───── Recorded information

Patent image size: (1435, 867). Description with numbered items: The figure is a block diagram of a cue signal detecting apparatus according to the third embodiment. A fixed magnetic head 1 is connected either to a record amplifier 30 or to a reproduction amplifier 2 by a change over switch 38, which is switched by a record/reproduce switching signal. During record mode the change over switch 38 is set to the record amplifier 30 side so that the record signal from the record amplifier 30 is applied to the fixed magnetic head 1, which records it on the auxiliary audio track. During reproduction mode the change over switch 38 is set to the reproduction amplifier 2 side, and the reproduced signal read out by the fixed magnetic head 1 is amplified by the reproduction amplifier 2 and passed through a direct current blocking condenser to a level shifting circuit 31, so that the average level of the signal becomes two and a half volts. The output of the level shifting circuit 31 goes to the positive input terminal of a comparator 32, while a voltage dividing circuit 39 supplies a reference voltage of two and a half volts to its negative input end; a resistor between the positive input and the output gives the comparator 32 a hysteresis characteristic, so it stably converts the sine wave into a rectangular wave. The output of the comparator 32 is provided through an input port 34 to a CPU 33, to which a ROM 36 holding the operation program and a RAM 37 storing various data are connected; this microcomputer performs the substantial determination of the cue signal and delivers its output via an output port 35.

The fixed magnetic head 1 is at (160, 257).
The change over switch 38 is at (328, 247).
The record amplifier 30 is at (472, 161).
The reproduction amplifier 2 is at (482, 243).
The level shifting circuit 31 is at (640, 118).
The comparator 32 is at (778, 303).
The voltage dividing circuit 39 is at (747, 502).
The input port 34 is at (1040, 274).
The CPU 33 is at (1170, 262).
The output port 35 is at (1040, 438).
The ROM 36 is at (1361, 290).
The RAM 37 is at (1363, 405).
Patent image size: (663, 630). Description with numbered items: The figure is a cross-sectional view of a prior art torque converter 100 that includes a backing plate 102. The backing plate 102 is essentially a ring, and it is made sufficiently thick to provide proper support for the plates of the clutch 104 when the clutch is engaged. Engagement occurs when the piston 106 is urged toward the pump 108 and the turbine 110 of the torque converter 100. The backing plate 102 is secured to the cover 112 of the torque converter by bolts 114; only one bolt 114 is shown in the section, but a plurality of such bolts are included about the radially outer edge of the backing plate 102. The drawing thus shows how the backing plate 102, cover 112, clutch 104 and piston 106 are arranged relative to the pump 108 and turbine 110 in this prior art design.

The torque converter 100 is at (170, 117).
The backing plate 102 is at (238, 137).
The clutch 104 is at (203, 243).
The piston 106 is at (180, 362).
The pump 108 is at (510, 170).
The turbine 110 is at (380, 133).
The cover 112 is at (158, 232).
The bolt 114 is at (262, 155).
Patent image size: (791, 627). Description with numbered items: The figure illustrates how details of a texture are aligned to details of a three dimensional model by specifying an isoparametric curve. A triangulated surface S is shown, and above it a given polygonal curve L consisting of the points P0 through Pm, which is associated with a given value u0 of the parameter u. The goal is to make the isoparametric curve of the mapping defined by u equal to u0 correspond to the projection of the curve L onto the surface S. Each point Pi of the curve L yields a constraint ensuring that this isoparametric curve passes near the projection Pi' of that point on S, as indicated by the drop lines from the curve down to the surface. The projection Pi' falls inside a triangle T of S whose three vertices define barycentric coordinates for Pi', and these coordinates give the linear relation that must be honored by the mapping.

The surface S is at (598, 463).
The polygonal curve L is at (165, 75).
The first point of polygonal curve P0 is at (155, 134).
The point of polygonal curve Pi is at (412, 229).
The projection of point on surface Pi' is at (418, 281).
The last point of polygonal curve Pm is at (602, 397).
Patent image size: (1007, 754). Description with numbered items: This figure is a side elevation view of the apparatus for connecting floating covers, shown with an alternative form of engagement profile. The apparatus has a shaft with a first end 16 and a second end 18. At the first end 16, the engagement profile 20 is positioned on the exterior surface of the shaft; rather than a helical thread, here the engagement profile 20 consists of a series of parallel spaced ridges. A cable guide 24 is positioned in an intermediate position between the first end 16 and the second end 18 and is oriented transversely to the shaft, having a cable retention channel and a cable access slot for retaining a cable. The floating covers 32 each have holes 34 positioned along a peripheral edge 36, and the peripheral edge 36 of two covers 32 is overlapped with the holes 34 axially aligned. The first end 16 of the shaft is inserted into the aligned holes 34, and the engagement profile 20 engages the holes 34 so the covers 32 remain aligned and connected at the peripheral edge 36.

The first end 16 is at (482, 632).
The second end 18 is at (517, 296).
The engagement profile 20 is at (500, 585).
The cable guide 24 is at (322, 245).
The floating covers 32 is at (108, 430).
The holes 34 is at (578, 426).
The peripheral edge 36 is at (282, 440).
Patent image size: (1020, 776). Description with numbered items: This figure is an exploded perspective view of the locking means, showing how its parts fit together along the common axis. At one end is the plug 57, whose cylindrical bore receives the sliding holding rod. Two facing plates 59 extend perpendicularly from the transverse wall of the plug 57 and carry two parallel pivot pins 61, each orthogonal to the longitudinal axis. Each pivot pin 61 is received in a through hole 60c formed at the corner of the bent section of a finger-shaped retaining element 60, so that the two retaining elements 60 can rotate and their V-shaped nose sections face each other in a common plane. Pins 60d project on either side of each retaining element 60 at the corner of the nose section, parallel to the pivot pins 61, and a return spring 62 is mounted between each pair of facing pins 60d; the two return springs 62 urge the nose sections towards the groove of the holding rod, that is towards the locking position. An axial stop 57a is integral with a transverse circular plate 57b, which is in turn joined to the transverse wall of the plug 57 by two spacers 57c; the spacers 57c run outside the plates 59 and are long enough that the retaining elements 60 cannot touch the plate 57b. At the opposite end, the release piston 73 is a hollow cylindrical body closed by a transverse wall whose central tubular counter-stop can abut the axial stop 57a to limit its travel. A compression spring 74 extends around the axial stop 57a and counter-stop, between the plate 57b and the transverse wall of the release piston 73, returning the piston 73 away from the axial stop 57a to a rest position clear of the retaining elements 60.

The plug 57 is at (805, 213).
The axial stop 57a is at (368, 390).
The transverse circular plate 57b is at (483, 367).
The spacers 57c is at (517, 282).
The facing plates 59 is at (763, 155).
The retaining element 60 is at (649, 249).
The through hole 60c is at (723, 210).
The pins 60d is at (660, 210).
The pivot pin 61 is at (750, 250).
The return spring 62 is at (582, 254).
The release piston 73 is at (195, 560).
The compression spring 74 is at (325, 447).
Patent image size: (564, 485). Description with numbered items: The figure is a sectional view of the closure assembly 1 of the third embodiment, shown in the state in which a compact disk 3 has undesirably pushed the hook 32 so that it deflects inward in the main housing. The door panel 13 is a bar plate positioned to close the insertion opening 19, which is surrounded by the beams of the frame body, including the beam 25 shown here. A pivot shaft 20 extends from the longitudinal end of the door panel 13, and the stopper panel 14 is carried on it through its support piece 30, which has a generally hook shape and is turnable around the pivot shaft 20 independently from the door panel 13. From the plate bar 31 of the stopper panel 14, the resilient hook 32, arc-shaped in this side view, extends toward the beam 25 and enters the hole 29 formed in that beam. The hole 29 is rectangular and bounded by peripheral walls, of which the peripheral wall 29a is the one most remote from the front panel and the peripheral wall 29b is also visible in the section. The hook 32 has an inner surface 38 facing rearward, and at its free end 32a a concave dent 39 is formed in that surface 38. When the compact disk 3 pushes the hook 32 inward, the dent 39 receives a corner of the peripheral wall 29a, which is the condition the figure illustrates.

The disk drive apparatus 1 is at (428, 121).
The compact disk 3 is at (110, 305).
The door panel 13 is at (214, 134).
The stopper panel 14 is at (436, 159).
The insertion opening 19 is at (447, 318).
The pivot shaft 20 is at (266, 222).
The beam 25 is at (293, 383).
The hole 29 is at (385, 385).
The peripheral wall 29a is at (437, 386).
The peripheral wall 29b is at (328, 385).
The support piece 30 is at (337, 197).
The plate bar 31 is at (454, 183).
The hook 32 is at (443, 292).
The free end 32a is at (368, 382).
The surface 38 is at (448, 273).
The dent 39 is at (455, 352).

──────────

Task: Count the lines in the block of data above that contain the string "guide", where case counts, and reply with the number alone.

Result of this exercise: 2